▶ **What you have to do**
Set all the material down again unchanged, without the pictures.

▶ **Input rows**
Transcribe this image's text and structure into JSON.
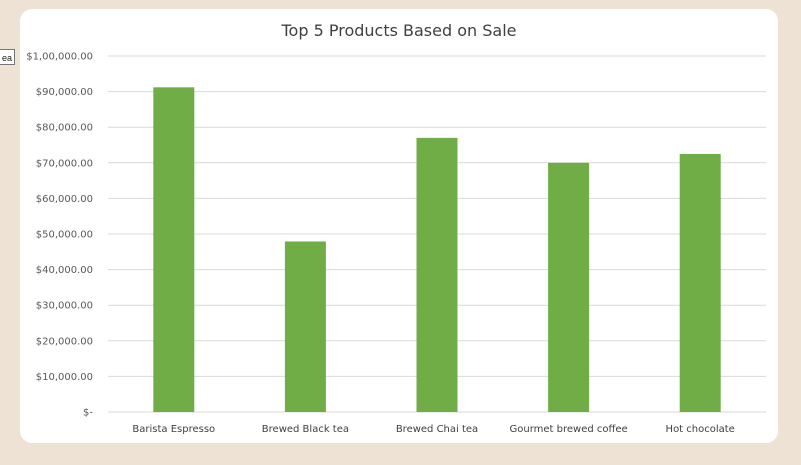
{
  "tooltip_fragment": "ea",
  "chart_data": {
    "type": "bar",
    "title": "Top 5 Products Based on Sale",
    "categories": [
      "Barista Espresso",
      "Brewed Black tea",
      "Brewed Chai tea",
      "Gourmet brewed coffee",
      "Hot chocolate"
    ],
    "values": [
      91200,
      47900,
      77000,
      70000,
      72500
    ],
    "ylim": [
      0,
      100000
    ],
    "yticks": [
      0,
      10000,
      20000,
      30000,
      40000,
      50000,
      60000,
      70000,
      80000,
      90000,
      100000
    ],
    "ytick_labels": [
      "$-",
      "$10,000.00",
      "$20,000.00",
      "$30,000.00",
      "$40,000.00",
      "$50,000.00",
      "$60,000.00",
      "$70,000.00",
      "$80,000.00",
      "$90,000.00",
      "$1,00,000.00"
    ],
    "grid": true,
    "bar_color": "#70ad47",
    "grid_color": "#d9d9d9"
  }
}
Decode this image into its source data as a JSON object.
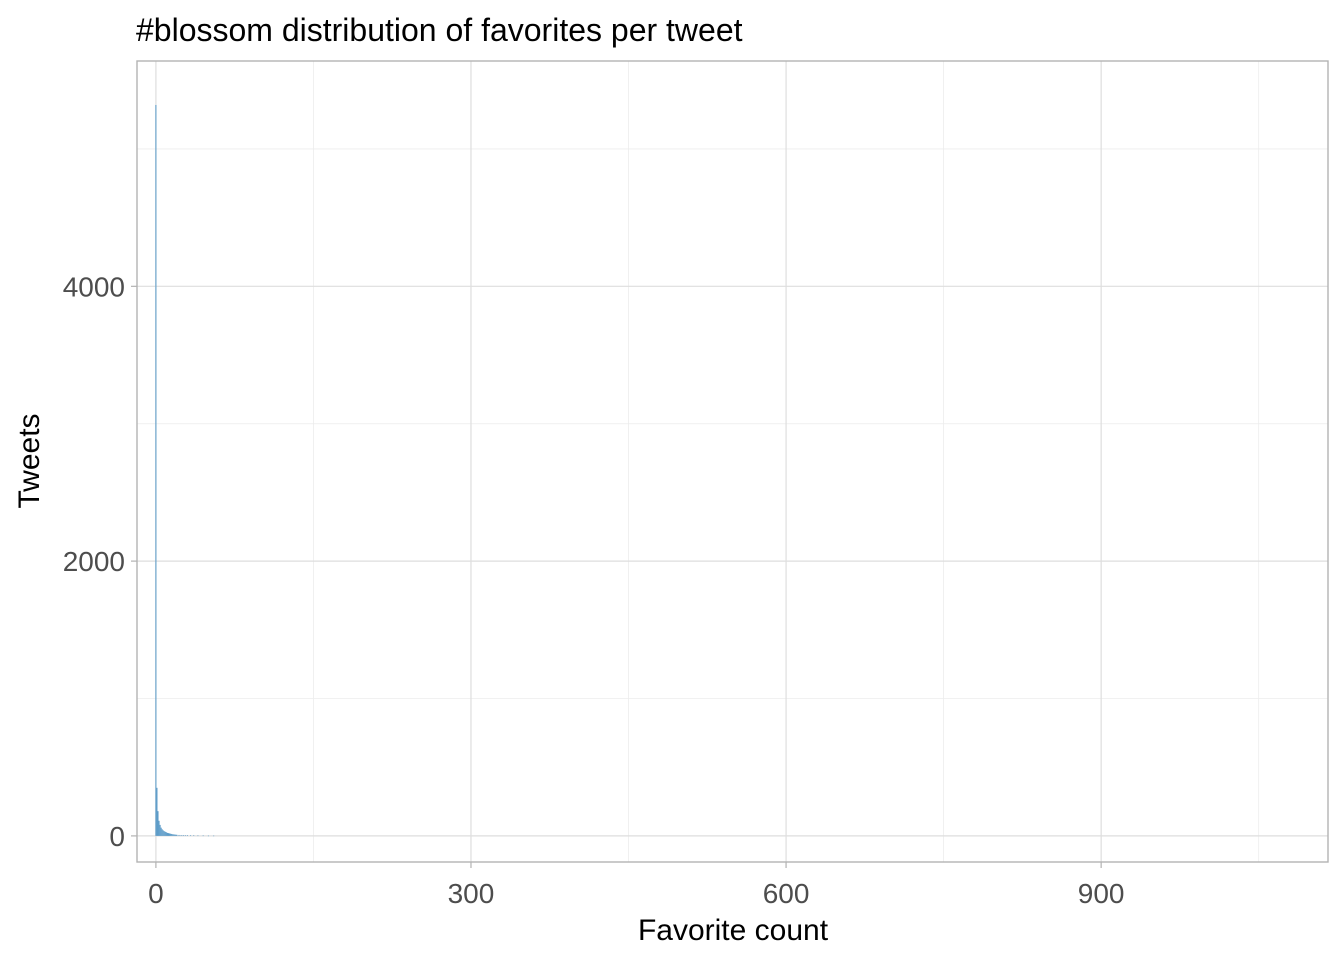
{
  "chart_data": {
    "type": "bar",
    "title": "#blossom distribution of favorites per tweet",
    "xlabel": "Favorite count",
    "ylabel": "Tweets",
    "xlim": [
      -18,
      1116
    ],
    "ylim": [
      -190,
      5640
    ],
    "x_ticks": [
      0,
      300,
      600,
      900
    ],
    "y_ticks": [
      0,
      2000,
      4000
    ],
    "x_minor_ticks": [
      150,
      450,
      750,
      1050
    ],
    "y_minor_ticks": [
      1000,
      3000,
      5000
    ],
    "grid": true,
    "legend": "none",
    "bar_color": "#5b9bc8",
    "bin_width": 1,
    "x": [
      0,
      1,
      2,
      3,
      4,
      5,
      6,
      7,
      8,
      9,
      10,
      11,
      12,
      13,
      14,
      15,
      16,
      17,
      18,
      19,
      20,
      22,
      24,
      26,
      28,
      30,
      33,
      36,
      40,
      45,
      50,
      55
    ],
    "values": [
      5320,
      350,
      180,
      110,
      80,
      60,
      48,
      40,
      34,
      30,
      26,
      22,
      20,
      18,
      16,
      14,
      12,
      11,
      10,
      9,
      8,
      7,
      6,
      6,
      5,
      5,
      4,
      4,
      3,
      3,
      2,
      2
    ]
  }
}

▶ **Task response**
Transcribe this image's text and structure into JSON.
{
  "tooltip_fragment": "ea",
  "chart_data": {
    "type": "bar",
    "title": "Top 5 Products Based on Sale",
    "categories": [
      "Barista Espresso",
      "Brewed Black tea",
      "Brewed Chai tea",
      "Gourmet brewed coffee",
      "Hot chocolate"
    ],
    "values": [
      91200,
      47900,
      77000,
      70000,
      72500
    ],
    "ylim": [
      0,
      100000
    ],
    "yticks": [
      0,
      10000,
      20000,
      30000,
      40000,
      50000,
      60000,
      70000,
      80000,
      90000,
      100000
    ],
    "ytick_labels": [
      "$-",
      "$10,000.00",
      "$20,000.00",
      "$30,000.00",
      "$40,000.00",
      "$50,000.00",
      "$60,000.00",
      "$70,000.00",
      "$80,000.00",
      "$90,000.00",
      "$1,00,000.00"
    ],
    "grid": true,
    "bar_color": "#70ad47",
    "grid_color": "#d9d9d9"
  }
}
Decode this image into its source data as a JSON object.
{
  "chart_data": {
    "type": "bar",
    "title": "#blossom distribution of favorites per tweet",
    "xlabel": "Favorite count",
    "ylabel": "Tweets",
    "xlim": [
      -18,
      1116
    ],
    "ylim": [
      -190,
      5640
    ],
    "x_ticks": [
      0,
      300,
      600,
      900
    ],
    "y_ticks": [
      0,
      2000,
      4000
    ],
    "x_minor_ticks": [
      150,
      450,
      750,
      1050
    ],
    "y_minor_ticks": [
      1000,
      3000,
      5000
    ],
    "grid": true,
    "legend": "none",
    "bar_color": "#5b9bc8",
    "bin_width": 1,
    "x": [
      0,
      1,
      2,
      3,
      4,
      5,
      6,
      7,
      8,
      9,
      10,
      11,
      12,
      13,
      14,
      15,
      16,
      17,
      18,
      19,
      20,
      22,
      24,
      26,
      28,
      30,
      33,
      36,
      40,
      45,
      50,
      55
    ],
    "values": [
      5320,
      350,
      180,
      110,
      80,
      60,
      48,
      40,
      34,
      30,
      26,
      22,
      20,
      18,
      16,
      14,
      12,
      11,
      10,
      9,
      8,
      7,
      6,
      6,
      5,
      5,
      4,
      4,
      3,
      3,
      2,
      2
    ]
  }
}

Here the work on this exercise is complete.